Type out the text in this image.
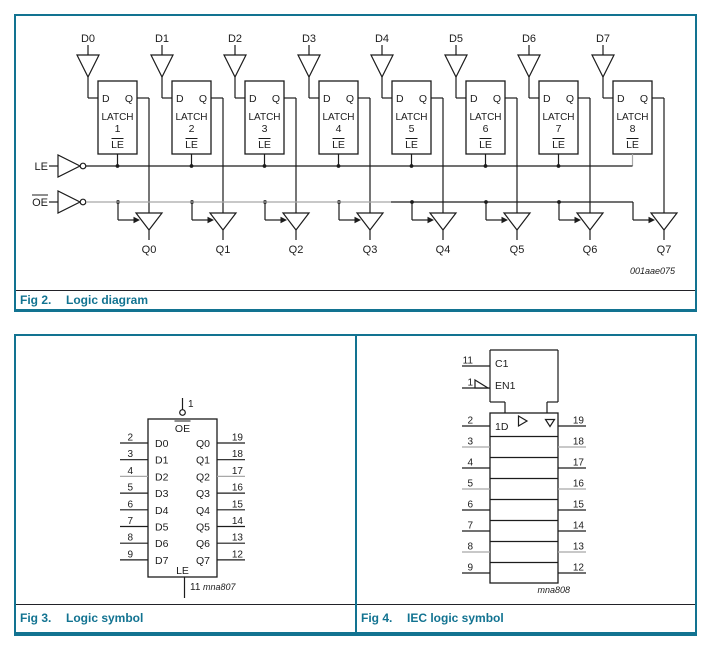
D0
D Q
LATCH
1
LE
Q0
D1
D Q
LATCH
2
LE
Q1
D2
D Q
LATCH
3
LE
Q2
D3
D Q
LATCH
4
LE
Q3
D4
D Q
LATCH
5
LE
Q4
D5
D Q
LATCH
6
LE
Q5
D6
D Q
LATCH
7
LE
Q6
D7
D Q
LATCH
8
LE
Q7
LE
OE
001aae075
Fig 2.	Logic diagram
1
OE
2 D0	19
Q0
3 D1	18
Q1
4 D2	17
Q2
5 D3	16
Q3
6 D4	15
Q4
7 D5	14
Q5
8 D6	13
Q6
9 D7	12
Q7
LE
11 mna807
C1
EN1
11
1
2	19
3	18
4	17
5	16
6	15
7	14
8	13
9	12
1D
mna808
Fig 3.	Logic symbol	Fig 4.	IEC logic symbol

◇ ◇ ◇ ◇ ◇

Description of the task -> Find the lines above that contain the word "Logic" and collect them.

Result for this task ->
Fig 2.	Logic diagram
Fig 3.	Logic symbol	Fig 4.	IEC logic symbol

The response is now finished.